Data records
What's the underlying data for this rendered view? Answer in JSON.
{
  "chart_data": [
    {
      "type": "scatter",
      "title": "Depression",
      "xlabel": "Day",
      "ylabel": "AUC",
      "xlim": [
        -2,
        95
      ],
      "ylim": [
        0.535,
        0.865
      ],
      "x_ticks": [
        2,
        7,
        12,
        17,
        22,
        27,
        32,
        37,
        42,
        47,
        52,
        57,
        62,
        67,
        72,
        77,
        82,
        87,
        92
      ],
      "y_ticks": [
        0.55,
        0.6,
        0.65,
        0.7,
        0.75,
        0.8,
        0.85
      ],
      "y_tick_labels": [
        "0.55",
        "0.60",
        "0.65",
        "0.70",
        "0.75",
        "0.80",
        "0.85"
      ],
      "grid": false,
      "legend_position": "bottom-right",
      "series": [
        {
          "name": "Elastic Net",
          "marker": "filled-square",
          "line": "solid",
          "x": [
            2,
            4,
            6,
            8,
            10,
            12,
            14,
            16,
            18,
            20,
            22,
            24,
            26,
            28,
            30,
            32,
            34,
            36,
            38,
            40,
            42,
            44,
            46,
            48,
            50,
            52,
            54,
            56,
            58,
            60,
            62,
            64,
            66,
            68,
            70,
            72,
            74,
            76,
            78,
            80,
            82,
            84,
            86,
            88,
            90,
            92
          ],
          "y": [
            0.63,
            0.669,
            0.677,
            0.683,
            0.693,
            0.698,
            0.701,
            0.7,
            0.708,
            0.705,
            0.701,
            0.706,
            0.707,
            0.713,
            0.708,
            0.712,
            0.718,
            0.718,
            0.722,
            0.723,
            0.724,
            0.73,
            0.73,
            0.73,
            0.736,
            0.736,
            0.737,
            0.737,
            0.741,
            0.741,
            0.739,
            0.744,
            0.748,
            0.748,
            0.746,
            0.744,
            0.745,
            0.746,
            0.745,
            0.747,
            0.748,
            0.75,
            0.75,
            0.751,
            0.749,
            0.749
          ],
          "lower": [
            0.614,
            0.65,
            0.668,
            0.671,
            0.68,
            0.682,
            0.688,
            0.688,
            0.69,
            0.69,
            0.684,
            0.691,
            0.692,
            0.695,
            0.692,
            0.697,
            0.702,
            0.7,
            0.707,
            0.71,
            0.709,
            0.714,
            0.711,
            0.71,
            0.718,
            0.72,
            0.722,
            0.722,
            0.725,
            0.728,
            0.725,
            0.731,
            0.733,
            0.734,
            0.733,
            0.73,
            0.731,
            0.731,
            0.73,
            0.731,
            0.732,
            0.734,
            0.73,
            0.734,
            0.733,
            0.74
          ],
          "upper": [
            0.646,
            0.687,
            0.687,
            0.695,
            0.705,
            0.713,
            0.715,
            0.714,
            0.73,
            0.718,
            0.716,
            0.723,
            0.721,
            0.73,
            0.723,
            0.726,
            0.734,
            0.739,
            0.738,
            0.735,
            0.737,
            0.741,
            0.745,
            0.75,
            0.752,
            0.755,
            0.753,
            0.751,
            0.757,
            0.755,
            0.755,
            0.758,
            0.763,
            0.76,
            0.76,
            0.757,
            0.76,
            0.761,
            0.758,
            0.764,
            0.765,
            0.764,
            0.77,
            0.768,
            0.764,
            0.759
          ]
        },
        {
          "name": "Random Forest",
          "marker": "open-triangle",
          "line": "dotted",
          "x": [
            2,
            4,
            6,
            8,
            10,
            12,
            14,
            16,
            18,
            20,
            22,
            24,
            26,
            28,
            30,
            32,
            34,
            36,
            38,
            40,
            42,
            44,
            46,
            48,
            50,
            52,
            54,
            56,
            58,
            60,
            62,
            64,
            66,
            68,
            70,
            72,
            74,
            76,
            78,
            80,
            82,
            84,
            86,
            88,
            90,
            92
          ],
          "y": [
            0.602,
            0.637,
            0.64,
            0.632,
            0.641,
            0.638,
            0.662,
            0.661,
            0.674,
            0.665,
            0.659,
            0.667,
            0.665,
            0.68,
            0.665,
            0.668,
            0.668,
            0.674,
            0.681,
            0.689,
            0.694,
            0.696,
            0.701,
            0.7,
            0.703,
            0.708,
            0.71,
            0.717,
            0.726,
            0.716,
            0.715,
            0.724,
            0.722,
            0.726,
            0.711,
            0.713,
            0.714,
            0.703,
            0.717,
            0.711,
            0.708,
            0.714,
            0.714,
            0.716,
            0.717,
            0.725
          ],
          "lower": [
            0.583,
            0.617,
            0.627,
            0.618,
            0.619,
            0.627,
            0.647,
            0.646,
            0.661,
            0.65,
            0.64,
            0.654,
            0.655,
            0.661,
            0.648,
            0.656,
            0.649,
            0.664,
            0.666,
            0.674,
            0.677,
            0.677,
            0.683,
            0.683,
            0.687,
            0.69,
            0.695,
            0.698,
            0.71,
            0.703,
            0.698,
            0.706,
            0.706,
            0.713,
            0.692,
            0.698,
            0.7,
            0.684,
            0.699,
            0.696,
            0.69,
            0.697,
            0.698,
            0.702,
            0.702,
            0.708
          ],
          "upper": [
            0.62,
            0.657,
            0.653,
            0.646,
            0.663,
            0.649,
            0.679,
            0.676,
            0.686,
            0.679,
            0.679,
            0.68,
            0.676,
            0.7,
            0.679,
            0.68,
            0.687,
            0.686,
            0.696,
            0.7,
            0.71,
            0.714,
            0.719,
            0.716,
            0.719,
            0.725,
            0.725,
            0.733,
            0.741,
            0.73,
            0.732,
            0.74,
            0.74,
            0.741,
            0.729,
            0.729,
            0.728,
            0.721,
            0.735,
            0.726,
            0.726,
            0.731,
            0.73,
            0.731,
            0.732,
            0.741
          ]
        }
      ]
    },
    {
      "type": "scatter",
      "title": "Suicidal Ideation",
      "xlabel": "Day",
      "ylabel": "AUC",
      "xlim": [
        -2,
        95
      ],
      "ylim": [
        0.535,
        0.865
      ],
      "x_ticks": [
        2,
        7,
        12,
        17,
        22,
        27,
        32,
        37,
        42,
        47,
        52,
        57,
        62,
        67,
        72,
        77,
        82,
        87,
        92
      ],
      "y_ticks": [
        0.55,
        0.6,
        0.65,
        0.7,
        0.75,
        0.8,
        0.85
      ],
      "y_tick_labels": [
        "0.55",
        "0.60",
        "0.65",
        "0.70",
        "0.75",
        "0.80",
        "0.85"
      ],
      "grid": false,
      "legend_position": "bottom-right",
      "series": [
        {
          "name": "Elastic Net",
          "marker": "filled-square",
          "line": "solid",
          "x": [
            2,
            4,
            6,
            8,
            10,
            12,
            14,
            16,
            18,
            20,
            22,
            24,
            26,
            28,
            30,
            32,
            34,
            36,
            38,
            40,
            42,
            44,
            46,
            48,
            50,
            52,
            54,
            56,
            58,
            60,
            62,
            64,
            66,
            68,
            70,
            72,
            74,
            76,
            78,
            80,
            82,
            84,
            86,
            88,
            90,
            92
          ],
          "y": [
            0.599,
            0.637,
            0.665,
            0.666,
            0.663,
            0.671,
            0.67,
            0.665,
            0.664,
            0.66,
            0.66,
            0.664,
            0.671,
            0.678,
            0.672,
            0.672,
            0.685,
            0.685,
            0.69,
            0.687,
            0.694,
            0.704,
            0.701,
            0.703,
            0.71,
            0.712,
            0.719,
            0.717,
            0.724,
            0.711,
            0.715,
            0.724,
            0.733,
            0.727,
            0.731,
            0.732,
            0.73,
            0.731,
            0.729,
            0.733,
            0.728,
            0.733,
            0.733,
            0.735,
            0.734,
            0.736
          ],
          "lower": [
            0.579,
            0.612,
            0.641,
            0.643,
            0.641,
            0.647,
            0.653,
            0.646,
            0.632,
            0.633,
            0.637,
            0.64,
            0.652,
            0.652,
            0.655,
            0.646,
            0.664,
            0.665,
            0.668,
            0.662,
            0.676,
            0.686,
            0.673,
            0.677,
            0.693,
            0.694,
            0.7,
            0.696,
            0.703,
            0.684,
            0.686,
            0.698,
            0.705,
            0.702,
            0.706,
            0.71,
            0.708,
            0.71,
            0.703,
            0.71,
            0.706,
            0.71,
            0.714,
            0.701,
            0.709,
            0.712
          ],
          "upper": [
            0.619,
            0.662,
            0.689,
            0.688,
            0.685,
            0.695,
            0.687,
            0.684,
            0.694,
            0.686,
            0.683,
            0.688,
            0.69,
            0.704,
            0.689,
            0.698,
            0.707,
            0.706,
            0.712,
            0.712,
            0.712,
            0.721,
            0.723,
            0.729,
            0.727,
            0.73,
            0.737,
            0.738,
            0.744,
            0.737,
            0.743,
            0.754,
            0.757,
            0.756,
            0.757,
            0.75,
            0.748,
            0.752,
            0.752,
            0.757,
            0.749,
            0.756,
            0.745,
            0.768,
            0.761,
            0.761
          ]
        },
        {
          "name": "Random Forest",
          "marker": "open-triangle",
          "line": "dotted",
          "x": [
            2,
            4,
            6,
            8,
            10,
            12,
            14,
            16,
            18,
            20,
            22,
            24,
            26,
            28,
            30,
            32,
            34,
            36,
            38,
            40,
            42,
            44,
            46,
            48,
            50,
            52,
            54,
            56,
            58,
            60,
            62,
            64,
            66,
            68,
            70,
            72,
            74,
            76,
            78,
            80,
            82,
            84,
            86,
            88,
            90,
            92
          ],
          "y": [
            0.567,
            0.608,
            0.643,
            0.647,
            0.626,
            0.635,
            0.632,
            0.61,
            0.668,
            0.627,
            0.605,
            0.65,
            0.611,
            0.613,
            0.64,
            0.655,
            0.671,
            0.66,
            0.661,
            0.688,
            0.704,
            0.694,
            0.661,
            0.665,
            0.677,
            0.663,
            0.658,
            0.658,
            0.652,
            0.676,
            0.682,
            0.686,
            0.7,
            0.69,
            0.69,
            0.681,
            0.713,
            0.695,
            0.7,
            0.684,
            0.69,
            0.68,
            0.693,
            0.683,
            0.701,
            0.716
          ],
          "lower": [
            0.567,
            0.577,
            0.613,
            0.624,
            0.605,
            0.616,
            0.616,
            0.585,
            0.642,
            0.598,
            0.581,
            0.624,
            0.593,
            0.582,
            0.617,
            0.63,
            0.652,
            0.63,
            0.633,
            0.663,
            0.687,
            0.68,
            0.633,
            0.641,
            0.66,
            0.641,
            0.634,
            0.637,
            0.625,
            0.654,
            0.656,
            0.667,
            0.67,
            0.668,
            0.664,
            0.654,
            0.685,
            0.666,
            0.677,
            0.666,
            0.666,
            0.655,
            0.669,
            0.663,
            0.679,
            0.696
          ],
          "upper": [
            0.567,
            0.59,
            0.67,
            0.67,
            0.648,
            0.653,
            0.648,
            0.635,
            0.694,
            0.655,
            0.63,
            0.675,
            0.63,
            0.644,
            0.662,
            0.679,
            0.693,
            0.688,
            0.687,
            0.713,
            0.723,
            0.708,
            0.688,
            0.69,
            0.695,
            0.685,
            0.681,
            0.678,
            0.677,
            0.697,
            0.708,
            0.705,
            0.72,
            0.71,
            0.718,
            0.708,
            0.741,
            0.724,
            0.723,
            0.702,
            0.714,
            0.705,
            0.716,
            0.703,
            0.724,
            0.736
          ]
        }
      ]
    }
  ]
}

- Your instructions: Consider the entries above and return each line with the string "title".

- Result:
      "title": "Depression",
      "title": "Suicidal Ideation",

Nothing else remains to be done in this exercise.